**PROBLEM DESCRIPTION:** Reproduce every entry exactly.

**AVAILABLE DATA:**
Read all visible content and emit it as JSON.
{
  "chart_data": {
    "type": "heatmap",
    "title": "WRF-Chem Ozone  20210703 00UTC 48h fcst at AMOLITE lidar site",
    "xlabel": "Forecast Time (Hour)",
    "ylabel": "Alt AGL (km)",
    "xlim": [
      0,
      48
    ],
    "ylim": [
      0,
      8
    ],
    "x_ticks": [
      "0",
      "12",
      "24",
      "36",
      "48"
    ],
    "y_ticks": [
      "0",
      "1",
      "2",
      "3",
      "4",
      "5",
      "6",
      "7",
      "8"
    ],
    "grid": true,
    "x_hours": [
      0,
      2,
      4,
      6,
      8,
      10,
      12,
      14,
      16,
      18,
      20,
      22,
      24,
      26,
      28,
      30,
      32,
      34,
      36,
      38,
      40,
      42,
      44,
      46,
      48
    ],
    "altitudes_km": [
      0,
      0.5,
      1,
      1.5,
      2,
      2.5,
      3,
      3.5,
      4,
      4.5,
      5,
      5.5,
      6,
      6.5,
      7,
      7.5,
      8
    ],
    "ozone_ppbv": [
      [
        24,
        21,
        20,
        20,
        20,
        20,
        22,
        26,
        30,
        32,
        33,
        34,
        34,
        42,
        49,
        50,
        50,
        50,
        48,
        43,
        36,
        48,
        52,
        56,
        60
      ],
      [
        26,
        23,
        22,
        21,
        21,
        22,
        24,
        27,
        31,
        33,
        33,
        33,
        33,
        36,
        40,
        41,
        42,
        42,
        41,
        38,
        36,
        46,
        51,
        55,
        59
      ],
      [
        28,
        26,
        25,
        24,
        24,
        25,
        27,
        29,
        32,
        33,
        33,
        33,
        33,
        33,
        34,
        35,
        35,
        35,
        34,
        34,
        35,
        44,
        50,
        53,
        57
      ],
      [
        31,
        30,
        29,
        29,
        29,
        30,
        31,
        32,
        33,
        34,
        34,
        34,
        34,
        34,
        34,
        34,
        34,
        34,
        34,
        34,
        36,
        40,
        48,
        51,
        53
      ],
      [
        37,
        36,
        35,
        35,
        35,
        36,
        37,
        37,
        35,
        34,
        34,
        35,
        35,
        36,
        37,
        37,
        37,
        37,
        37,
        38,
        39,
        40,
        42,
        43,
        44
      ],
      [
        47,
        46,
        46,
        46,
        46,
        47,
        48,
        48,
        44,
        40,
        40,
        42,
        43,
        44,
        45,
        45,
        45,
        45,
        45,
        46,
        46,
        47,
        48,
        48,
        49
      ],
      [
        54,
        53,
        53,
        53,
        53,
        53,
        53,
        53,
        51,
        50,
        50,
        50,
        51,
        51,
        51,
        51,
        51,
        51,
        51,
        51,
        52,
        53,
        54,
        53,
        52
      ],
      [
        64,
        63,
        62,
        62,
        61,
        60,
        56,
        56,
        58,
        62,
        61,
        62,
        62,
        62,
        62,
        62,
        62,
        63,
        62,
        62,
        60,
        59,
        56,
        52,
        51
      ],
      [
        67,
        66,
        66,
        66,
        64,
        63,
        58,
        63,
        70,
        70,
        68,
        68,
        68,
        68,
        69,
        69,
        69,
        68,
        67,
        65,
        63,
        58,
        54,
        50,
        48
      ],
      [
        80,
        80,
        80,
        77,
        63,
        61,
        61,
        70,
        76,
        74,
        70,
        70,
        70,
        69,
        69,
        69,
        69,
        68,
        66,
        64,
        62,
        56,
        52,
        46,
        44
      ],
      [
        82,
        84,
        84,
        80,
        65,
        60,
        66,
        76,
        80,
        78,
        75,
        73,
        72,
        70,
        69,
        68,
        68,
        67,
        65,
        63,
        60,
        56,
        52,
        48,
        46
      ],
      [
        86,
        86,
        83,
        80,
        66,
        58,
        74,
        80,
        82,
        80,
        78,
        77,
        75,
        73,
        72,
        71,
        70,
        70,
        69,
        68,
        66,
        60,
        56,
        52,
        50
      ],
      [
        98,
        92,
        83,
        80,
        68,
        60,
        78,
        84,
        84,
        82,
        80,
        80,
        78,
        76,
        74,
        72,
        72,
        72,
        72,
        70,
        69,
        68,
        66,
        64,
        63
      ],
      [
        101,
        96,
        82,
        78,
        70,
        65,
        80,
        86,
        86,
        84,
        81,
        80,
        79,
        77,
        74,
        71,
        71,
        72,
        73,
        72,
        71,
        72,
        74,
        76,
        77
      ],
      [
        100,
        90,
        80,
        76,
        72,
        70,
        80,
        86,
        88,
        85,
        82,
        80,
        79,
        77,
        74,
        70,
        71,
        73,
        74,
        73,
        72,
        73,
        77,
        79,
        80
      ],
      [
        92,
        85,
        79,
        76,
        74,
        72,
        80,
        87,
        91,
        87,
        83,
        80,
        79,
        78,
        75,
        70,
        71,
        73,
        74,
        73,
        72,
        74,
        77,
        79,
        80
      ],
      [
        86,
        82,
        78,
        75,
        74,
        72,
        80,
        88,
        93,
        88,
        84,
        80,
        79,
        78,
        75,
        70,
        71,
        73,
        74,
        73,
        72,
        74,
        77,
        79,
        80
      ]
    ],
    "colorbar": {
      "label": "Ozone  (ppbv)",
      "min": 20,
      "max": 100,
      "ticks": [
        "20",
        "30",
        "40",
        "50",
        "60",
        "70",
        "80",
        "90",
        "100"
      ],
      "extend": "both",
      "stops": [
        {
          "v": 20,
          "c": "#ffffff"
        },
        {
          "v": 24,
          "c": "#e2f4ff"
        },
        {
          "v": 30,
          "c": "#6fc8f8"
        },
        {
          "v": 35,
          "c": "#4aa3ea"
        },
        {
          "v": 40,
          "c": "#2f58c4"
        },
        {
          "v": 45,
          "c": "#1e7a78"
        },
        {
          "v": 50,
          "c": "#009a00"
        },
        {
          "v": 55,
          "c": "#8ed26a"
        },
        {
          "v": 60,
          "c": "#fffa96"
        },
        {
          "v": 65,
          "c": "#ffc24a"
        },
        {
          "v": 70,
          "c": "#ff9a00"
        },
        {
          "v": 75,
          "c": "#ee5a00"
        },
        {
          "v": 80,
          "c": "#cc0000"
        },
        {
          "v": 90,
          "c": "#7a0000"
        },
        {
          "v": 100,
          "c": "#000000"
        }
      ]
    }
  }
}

**RESULT:**
Read all visible content and emit it as JSON.
{
  "chart_data": {
    "type": "heatmap",
    "title": "WRF-Chem Ozone  20210703 00UTC 48h fcst at AMOLITE lidar site",
    "xlabel": "Forecast Time (Hour)",
    "ylabel": "Alt AGL (km)",
    "xlim": [
      0,
      48
    ],
    "ylim": [
      0,
      8
    ],
    "x_ticks": [
      "0",
      "12",
      "24",
      "36",
      "48"
    ],
    "y_ticks": [
      "0",
      "1",
      "2",
      "3",
      "4",
      "5",
      "6",
      "7",
      "8"
    ],
    "grid": true,
    "x_hours": [
      0,
      2,
      4,
      6,
      8,
      10,
      12,
      14,
      16,
      18,
      20,
      22,
      24,
      26,
      28,
      30,
      32,
      34,
      36,
      38,
      40,
      42,
      44,
      46,
      48
    ],
    "altitudes_km": [
      0,
      0.5,
      1,
      1.5,
      2,
      2.5,
      3,
      3.5,
      4,
      4.5,
      5,
      5.5,
      6,
      6.5,
      7,
      7.5,
      8
    ],
    "ozone_ppbv": [
      [
        24,
        21,
        20,
        20,
        20,
        20,
        22,
        26,
        30,
        32,
        33,
        34,
        34,
        42,
        49,
        50,
        50,
        50,
        48,
        43,
        36,
        48,
        52,
        56,
        60
      ],
      [
        26,
        23,
        22,
        21,
        21,
        22,
        24,
        27,
        31,
        33,
        33,
        33,
        33,
        36,
        40,
        41,
        42,
        42,
        41,
        38,
        36,
        46,
        51,
        55,
        59
      ],
      [
        28,
        26,
        25,
        24,
        24,
        25,
        27,
        29,
        32,
        33,
        33,
        33,
        33,
        33,
        34,
        35,
        35,
        35,
        34,
        34,
        35,
        44,
        50,
        53,
        57
      ],
      [
        31,
        30,
        29,
        29,
        29,
        30,
        31,
        32,
        33,
        34,
        34,
        34,
        34,
        34,
        34,
        34,
        34,
        34,
        34,
        34,
        36,
        40,
        48,
        51,
        53
      ],
      [
        37,
        36,
        35,
        35,
        35,
        36,
        37,
        37,
        35,
        34,
        34,
        35,
        35,
        36,
        37,
        37,
        37,
        37,
        37,
        38,
        39,
        40,
        42,
        43,
        44
      ],
      [
        47,
        46,
        46,
        46,
        46,
        47,
        48,
        48,
        44,
        40,
        40,
        42,
        43,
        44,
        45,
        45,
        45,
        45,
        45,
        46,
        46,
        47,
        48,
        48,
        49
      ],
      [
        54,
        53,
        53,
        53,
        53,
        53,
        53,
        53,
        51,
        50,
        50,
        50,
        51,
        51,
        51,
        51,
        51,
        51,
        51,
        51,
        52,
        53,
        54,
        53,
        52
      ],
      [
        64,
        63,
        62,
        62,
        61,
        60,
        56,
        56,
        58,
        62,
        61,
        62,
        62,
        62,
        62,
        62,
        62,
        63,
        62,
        62,
        60,
        59,
        56,
        52,
        51
      ],
      [
        67,
        66,
        66,
        66,
        64,
        63,
        58,
        63,
        70,
        70,
        68,
        68,
        68,
        68,
        69,
        69,
        69,
        68,
        67,
        65,
        63,
        58,
        54,
        50,
        48
      ],
      [
        80,
        80,
        80,
        77,
        63,
        61,
        61,
        70,
        76,
        74,
        70,
        70,
        70,
        69,
        69,
        69,
        69,
        68,
        66,
        64,
        62,
        56,
        52,
        46,
        44
      ],
      [
        82,
        84,
        84,
        80,
        65,
        60,
        66,
        76,
        80,
        78,
        75,
        73,
        72,
        70,
        69,
        68,
        68,
        67,
        65,
        63,
        60,
        56,
        52,
        48,
        46
      ],
      [
        86,
        86,
        83,
        80,
        66,
        58,
        74,
        80,
        82,
        80,
        78,
        77,
        75,
        73,
        72,
        71,
        70,
        70,
        69,
        68,
        66,
        60,
        56,
        52,
        50
      ],
      [
        98,
        92,
        83,
        80,
        68,
        60,
        78,
        84,
        84,
        82,
        80,
        80,
        78,
        76,
        74,
        72,
        72,
        72,
        72,
        70,
        69,
        68,
        66,
        64,
        63
      ],
      [
        101,
        96,
        82,
        78,
        70,
        65,
        80,
        86,
        86,
        84,
        81,
        80,
        79,
        77,
        74,
        71,
        71,
        72,
        73,
        72,
        71,
        72,
        74,
        76,
        77
      ],
      [
        100,
        90,
        80,
        76,
        72,
        70,
        80,
        86,
        88,
        85,
        82,
        80,
        79,
        77,
        74,
        70,
        71,
        73,
        74,
        73,
        72,
        73,
        77,
        79,
        80
      ],
      [
        92,
        85,
        79,
        76,
        74,
        72,
        80,
        87,
        91,
        87,
        83,
        80,
        79,
        78,
        75,
        70,
        71,
        73,
        74,
        73,
        72,
        74,
        77,
        79,
        80
      ],
      [
        86,
        82,
        78,
        75,
        74,
        72,
        80,
        88,
        93,
        88,
        84,
        80,
        79,
        78,
        75,
        70,
        71,
        73,
        74,
        73,
        72,
        74,
        77,
        79,
        80
      ]
    ],
    "colorbar": {
      "label": "Ozone  (ppbv)",
      "min": 20,
      "max": 100,
      "ticks": [
        "20",
        "30",
        "40",
        "50",
        "60",
        "70",
        "80",
        "90",
        "100"
      ],
      "extend": "both",
      "stops": [
        {
          "v": 20,
          "c": "#ffffff"
        },
        {
          "v": 24,
          "c": "#e2f4ff"
        },
        {
          "v": 30,
          "c": "#6fc8f8"
        },
        {
          "v": 35,
          "c": "#4aa3ea"
        },
        {
          "v": 40,
          "c": "#2f58c4"
        },
        {
          "v": 45,
          "c": "#1e7a78"
        },
        {
          "v": 50,
          "c": "#009a00"
        },
        {
          "v": 55,
          "c": "#8ed26a"
        },
        {
          "v": 60,
          "c": "#fffa96"
        },
        {
          "v": 65,
          "c": "#ffc24a"
        },
        {
          "v": 70,
          "c": "#ff9a00"
        },
        {
          "v": 75,
          "c": "#ee5a00"
        },
        {
          "v": 80,
          "c": "#cc0000"
        },
        {
          "v": 90,
          "c": "#7a0000"
        },
        {
          "v": 100,
          "c": "#000000"
        }
      ]
    }
  }
}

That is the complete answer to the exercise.